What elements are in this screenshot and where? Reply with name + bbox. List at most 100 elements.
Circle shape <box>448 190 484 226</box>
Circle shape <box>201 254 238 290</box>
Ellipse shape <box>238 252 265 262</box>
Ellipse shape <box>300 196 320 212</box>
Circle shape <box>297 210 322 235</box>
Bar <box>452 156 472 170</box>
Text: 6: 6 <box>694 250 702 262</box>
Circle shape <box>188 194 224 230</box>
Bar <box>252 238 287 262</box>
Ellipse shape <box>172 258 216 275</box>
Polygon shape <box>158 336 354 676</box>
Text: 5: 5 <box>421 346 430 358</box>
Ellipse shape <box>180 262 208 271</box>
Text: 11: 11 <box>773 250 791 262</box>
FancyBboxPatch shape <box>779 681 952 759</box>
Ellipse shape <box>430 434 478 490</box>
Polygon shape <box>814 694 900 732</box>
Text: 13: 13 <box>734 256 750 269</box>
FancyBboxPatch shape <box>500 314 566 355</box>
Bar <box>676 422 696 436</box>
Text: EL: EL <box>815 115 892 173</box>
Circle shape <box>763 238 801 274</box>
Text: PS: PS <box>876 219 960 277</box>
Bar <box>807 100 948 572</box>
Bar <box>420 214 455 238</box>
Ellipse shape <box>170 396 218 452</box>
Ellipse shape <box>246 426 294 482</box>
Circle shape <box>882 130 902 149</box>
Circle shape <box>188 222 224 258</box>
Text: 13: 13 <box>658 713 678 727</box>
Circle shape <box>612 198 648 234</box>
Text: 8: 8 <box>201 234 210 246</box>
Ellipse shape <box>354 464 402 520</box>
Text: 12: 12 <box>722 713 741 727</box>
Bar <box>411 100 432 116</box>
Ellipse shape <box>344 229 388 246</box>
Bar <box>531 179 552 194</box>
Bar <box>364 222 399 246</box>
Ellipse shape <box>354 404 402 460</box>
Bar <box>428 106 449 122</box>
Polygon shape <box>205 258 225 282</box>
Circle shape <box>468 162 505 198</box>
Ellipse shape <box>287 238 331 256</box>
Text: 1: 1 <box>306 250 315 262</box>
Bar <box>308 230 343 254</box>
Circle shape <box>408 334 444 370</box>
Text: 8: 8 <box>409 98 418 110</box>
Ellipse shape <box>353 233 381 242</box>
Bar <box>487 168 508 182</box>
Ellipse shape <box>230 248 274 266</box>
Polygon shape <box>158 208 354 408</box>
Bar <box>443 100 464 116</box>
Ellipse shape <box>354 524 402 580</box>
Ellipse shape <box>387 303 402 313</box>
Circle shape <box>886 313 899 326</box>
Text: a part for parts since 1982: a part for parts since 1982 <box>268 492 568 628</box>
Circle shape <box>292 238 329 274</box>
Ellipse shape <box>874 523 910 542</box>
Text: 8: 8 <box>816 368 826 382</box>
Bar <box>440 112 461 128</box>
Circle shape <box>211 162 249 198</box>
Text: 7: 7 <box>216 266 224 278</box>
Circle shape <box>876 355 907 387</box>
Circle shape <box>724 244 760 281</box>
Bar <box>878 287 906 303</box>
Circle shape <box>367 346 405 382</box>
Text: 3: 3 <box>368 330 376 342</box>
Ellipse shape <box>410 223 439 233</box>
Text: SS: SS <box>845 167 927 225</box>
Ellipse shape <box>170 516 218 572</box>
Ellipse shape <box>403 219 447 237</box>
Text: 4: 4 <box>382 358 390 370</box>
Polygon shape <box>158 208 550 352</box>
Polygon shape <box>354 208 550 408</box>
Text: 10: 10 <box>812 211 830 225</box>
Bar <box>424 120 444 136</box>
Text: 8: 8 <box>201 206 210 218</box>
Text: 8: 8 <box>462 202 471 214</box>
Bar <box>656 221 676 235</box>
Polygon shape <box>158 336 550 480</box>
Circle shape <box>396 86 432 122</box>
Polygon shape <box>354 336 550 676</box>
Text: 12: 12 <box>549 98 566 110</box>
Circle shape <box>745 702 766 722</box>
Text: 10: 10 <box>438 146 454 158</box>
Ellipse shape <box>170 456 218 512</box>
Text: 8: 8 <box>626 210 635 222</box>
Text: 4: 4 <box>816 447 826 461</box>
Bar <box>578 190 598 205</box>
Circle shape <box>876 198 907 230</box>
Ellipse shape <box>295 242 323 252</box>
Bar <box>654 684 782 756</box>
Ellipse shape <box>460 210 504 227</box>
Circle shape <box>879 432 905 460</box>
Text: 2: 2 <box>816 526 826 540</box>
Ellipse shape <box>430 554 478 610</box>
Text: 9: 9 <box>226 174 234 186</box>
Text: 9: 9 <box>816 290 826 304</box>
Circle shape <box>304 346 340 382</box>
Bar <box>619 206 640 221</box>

+++

= To do =
Recast every line of the records above as a Markdown table with a Row column numbering each line and a Line column holding the line itself, and leave out any blank lines.

= Response to this task =
| Row | Line |
|---|---|
| 1 | What elements are in this screenshot and where? Reply with name + bbox. List at most 100 elements. |
| 2 | Circle shape <box>448 190 484 226</box> |
| 3 | Circle shape <box>201 254 238 290</box> |
| 4 | Ellipse shape <box>238 252 265 262</box> |
| 5 | Ellipse shape <box>300 196 320 212</box> |
| 6 | Circle shape <box>297 210 322 235</box> |
| 7 | Bar <box>452 156 472 170</box> |
| 8 | Text: 6: 6 <box>694 250 702 262</box> |
| 9 | Circle shape <box>188 194 224 230</box> |
| 10 | Bar <box>252 238 287 262</box> |
| 11 | Ellipse shape <box>172 258 216 275</box> |
| 12 | Polygon shape <box>158 336 354 676</box> |
| 13 | Text: 5: 5 <box>421 346 430 358</box> |
| 14 | Ellipse shape <box>180 262 208 271</box> |
| 15 | Text: 11: 11 <box>773 250 791 262</box> |
| 16 | FancyBboxPatch shape <box>779 681 952 759</box> |
| 17 | Ellipse shape <box>430 434 478 490</box> |
| 18 | Polygon shape <box>814 694 900 732</box> |
| 19 | Text: 13: 13 <box>734 256 750 269</box> |
| 20 | FancyBboxPatch shape <box>500 314 566 355</box> |
| 21 | Bar <box>676 422 696 436</box> |
| 22 | Text: EL: EL <box>815 115 892 173</box> |
| 23 | Circle shape <box>763 238 801 274</box> |
| 24 | Text: PS: PS <box>876 219 960 277</box> |
| 25 | Bar <box>807 100 948 572</box> |
| 26 | Bar <box>420 214 455 238</box> |
| 27 | Ellipse shape <box>170 396 218 452</box> |
| 28 | Ellipse shape <box>246 426 294 482</box> |
| 29 | Circle shape <box>882 130 902 149</box> |
| 30 | Circle shape <box>188 222 224 258</box> |
| 31 | Text: 13: 13 <box>658 713 678 727</box> |
| 32 | Circle shape <box>612 198 648 234</box> |
| 33 | Text: 8: 8 <box>201 234 210 246</box> |
| 34 | Ellipse shape <box>354 464 402 520</box> |
| 35 | Text: 12: 12 <box>722 713 741 727</box> |
| 36 | Bar <box>411 100 432 116</box> |
| 37 | Ellipse shape <box>344 229 388 246</box> |
| 38 | Bar <box>531 179 552 194</box> |
| 39 | Bar <box>364 222 399 246</box> |
| 40 | Ellipse shape <box>354 404 402 460</box> |
| 41 | Bar <box>428 106 449 122</box> |
| 42 | Polygon shape <box>205 258 225 282</box> |
| 43 | Circle shape <box>468 162 505 198</box> |
| 44 | Ellipse shape <box>287 238 331 256</box> |
| 45 | Text: 1: 1 <box>306 250 315 262</box> |
| 46 | Bar <box>308 230 343 254</box> |
| 47 | Circle shape <box>408 334 444 370</box> |
| 48 | Text: 8: 8 <box>409 98 418 110</box> |
| 49 | Ellipse shape <box>353 233 381 242</box> |
| 50 | Bar <box>487 168 508 182</box> |
| 51 | Ellipse shape <box>230 248 274 266</box> |
| 52 | Polygon shape <box>158 208 354 408</box> |
| 53 | Bar <box>443 100 464 116</box> |
| 54 | Ellipse shape <box>354 524 402 580</box> |
| 55 | Ellipse shape <box>387 303 402 313</box> |
| 56 | Circle shape <box>886 313 899 326</box> |
| 57 | Text: a part for parts since 1982: a part for parts since 1982 <box>268 492 568 628</box> |
| 58 | Circle shape <box>292 238 329 274</box> |
| 59 | Ellipse shape <box>874 523 910 542</box> |
| 60 | Text: 8: 8 <box>816 368 826 382</box> |
| 61 | Bar <box>440 112 461 128</box> |
| 62 | Circle shape <box>211 162 249 198</box> |
| 63 | Text: 7: 7 <box>216 266 224 278</box> |
| 64 | Circle shape <box>876 355 907 387</box> |
| 65 | Circle shape <box>724 244 760 281</box> |
| 66 | Bar <box>878 287 906 303</box> |
| 67 | Circle shape <box>367 346 405 382</box> |
| 68 | Text: 3: 3 <box>368 330 376 342</box> |
| 69 | Ellipse shape <box>410 223 439 233</box> |
| 70 | Text: SS: SS <box>845 167 927 225</box> |
| 71 | Ellipse shape <box>170 516 218 572</box> |
| 72 | Ellipse shape <box>403 219 447 237</box> |
| 73 | Text: 4: 4 <box>382 358 390 370</box> |
| 74 | Polygon shape <box>158 208 550 352</box> |
| 75 | Polygon shape <box>354 208 550 408</box> |
| 76 | Text: 10: 10 <box>812 211 830 225</box> |
| 77 | Bar <box>424 120 444 136</box> |
| 78 | Text: 8: 8 <box>201 206 210 218</box> |
| 79 | Text: 8: 8 <box>462 202 471 214</box> |
| 80 | Bar <box>656 221 676 235</box> |
| 81 | Polygon shape <box>158 336 550 480</box> |
| 82 | Circle shape <box>396 86 432 122</box> |
| 83 | Polygon shape <box>354 336 550 676</box> |
| 84 | Text: 12: 12 <box>549 98 566 110</box> |
| 85 | Circle shape <box>745 702 766 722</box> |
| 86 | Text: 10: 10 <box>438 146 454 158</box> |
| 87 | Ellipse shape <box>170 456 218 512</box> |
| 88 | Text: 8: 8 <box>626 210 635 222</box> |
| 89 | Text: 4: 4 <box>816 447 826 461</box> |
| 90 | Bar <box>578 190 598 205</box> |
| 91 | Circle shape <box>876 198 907 230</box> |
| 92 | Ellipse shape <box>295 242 323 252</box> |
| 93 | Bar <box>654 684 782 756</box> |
| 94 | Ellipse shape <box>460 210 504 227</box> |
| 95 | Circle shape <box>879 432 905 460</box> |
| 96 | Text: 2: 2 <box>816 526 826 540</box> |
| 97 | Ellipse shape <box>430 554 478 610</box> |
| 98 | Text: 9: 9 <box>226 174 234 186</box> |
| 99 | Text: 9: 9 <box>816 290 826 304</box> |
| 100 | Circle shape <box>304 346 340 382</box> |
| 101 | Bar <box>619 206 640 221</box> |